# Passage donné:
════════════════

Pas le moins du monde. J’avais même peur du moment où je ne souffrirais plus, ou moins. Comme si ce serait la trahir, comme si elle disparaîtrait alors complètement. Le fait est que la souffrance se modèle avec le temps. La mienne a cédé la place à une autre manière de vivre ma relation avec elle, en en parlant, en l’écrivant. Quand je me retourne sur ce qu’a été notre histoire, je chéris autant le souvenir des derniers jours que celui des moments de joie partagée. Vous me direz peut-être, évoquant la maladie: «Comment aimer la vie quand on traverse pareilles souffrances dans sa chair?» A titre personnel, je n’ai pas encore fait cette expérience. Je ne sais pas de quelle force je serai capable. On verra alors si j’ai l’élan vital suffisant, la force d’amour suffisante en moi pour aimer la vie pas seulement «en dépit de» mais «avec» la maladie. Rien n’est certain. Mais je connais des personnes qui ont traversé des maladies terribles et pour qui ce rocher de la maladie n’a pourtant pas été une objection quant à leur amour de l’existence.
Même la perte d’un enfant n’est pas un obstacle à aimer la vie?
Je peux totalement comprendre que la perte d’un être aimé soit, pour certains, insupportable. Mes grands-parents n’ont pas supporté de vivre l’un sans l’autre. Ils se sont suivis à quelques jours près dans la mort. Mais d’autres parviennent à vivre encore. Cette perte constitue l’un des chapitres de leur existence. Elle ne les empêchera pas de continuer à vivre ni même d’aimer la vie. La mélodie du bonheur est grave et profonde, faite de tragique et de l’amour de l’existence. C’est la musique composée par Philip Glass pour The Hours plutôt que Happy, le tube de Pharrell Williams..
Revivre un moment de bonheur, qui est passé, perdu, c’est encore du bonheur?

════════════════

# Données extraites:
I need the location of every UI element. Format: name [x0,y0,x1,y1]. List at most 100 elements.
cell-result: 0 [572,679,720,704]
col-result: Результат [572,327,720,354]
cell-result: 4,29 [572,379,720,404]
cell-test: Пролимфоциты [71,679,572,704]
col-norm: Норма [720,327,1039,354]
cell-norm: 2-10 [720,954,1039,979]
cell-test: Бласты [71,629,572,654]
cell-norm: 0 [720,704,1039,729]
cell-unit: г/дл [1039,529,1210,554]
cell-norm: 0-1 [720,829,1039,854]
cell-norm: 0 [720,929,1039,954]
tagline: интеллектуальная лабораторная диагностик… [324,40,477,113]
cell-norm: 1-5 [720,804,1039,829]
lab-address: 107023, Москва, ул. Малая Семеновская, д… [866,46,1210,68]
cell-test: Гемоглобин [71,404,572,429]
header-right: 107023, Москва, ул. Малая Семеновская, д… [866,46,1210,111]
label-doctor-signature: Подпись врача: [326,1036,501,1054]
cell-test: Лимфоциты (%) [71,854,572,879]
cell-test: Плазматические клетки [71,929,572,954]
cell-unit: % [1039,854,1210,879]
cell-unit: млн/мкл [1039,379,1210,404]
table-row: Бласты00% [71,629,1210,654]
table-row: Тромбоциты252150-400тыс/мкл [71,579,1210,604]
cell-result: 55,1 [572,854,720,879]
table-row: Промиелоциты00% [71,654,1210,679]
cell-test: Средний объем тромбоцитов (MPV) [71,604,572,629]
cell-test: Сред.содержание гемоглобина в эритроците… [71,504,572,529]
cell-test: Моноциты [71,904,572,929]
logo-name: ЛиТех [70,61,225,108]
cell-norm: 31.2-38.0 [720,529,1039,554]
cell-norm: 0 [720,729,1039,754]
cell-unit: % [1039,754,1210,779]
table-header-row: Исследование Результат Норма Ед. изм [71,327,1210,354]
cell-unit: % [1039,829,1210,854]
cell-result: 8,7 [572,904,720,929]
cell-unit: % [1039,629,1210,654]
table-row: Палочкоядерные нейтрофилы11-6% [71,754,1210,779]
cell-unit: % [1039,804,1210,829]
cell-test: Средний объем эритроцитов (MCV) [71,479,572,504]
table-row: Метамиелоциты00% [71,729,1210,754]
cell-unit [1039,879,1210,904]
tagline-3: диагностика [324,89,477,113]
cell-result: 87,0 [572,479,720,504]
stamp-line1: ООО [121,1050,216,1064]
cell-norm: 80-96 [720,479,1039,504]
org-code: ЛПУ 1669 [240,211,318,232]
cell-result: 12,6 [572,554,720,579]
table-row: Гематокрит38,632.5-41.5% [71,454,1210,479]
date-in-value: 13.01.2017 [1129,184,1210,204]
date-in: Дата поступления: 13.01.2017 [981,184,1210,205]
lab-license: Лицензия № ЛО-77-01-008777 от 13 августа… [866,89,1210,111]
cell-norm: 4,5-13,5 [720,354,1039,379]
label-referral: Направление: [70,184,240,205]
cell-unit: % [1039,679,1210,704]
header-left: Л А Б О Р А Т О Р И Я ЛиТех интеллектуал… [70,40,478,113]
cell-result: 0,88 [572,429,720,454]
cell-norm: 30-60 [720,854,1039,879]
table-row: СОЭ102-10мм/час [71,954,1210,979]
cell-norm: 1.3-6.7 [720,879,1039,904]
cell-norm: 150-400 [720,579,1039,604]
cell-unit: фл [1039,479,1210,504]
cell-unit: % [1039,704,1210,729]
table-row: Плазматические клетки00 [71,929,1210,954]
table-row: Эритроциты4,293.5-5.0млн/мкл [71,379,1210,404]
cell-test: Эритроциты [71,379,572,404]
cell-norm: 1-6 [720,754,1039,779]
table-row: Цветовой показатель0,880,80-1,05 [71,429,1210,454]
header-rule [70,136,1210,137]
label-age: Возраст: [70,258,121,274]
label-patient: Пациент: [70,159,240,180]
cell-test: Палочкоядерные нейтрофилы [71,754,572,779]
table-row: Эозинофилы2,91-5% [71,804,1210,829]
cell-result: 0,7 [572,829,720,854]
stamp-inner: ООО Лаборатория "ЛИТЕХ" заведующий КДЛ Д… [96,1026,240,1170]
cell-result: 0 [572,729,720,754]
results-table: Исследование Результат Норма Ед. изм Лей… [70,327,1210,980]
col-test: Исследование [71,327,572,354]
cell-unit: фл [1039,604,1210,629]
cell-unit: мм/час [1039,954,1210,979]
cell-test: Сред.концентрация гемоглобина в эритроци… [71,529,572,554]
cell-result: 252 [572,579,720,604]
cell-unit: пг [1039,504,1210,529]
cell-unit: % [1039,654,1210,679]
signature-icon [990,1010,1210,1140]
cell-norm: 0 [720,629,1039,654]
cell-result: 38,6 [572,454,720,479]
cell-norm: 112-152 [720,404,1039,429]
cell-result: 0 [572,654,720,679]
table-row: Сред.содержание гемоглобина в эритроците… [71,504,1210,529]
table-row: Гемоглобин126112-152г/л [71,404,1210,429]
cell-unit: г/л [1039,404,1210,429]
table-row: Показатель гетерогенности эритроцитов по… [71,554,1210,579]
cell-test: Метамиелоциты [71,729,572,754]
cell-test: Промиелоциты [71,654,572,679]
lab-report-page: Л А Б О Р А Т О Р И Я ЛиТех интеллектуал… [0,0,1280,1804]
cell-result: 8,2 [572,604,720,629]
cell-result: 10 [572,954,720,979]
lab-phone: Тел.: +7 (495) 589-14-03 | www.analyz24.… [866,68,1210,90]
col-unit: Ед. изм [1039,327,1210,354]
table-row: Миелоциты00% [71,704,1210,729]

════════════════

# Activités:
A: Reprenez le texte sur le deuil depuis "Même la perte" jusqu'à "de Pharrell Williams..", en mettant "parents" à la place de "grands-parents".
B: Dans le texte sur le deuil, à quelle musique la mélodie du bonheur est-elle comparée ?
C: Écrivez la suite du texte sur le deuil, juste après sa dernière phrase.
Les lignes n'ont aucun rapport avec le texte sur le deuil.

# Réponses:
A:
Même la perte d’un enfant n’est pas un obstacle à aimer la vie?
Je peux totalement comprendre que la perte d’un être aimé soit, pour certains, insupportable. Mes parents n’ont pas supporté de vivre l’un sans l’autre. Ils se sont suivis à quelques jours près dans la mort. Mais d’autres parviennent à vivre encore. Cette perte constitue l’un des chapitres de leur existence. Elle ne les empêchera pas de continuer à vivre ni même d’aimer la vie. La mélodie du bonheur est grave et profonde, faite de tragique et de l’amour de l’existence. C’est la musique composée par Philip Glass pour The Hours plutôt que Happy, le tube de Pharrell Williams..

B: À la musique composée par Philip Glass pour The Hours.

C:
Oui, en voyant une photo, en expérimentant le sentiment doux-amer devant la réminiscence d’un moment de joie qui n’est plus, nous pouvons ressentir du bonheur. Car le bonheur, c’est précisément cet alliage, cette alliance entre des émotions de joie et de tristesse. C’est le principe même de la photo: quand on prend une photo, c’est comme si on savait déjà par avance que le moment est voué à disparaître. Qu’on le veuille ou non, on s’en met déjà à l’écart. Si on le vit, on ne le prend pas en photo et si on le prend en photo, on s’en extrait. Regarder la photo, c’est regarder la trace de ce passé qui n’est plus. Il y a quelque chose d’extrêmement nostalgique à regarder une photo alors même qu’on regarde un moment de joie. Mais bien qu’expérimentant la douleur du «cela n’est plus» nous ressentons tout de même la joie du «cela a été.»
Quel regard portez-vous sur les classements annuels, sous l’égide et critères de l’ONU, des pays les plus heureux du monde, que les Scandinaves ou la Suisse remportent toujours?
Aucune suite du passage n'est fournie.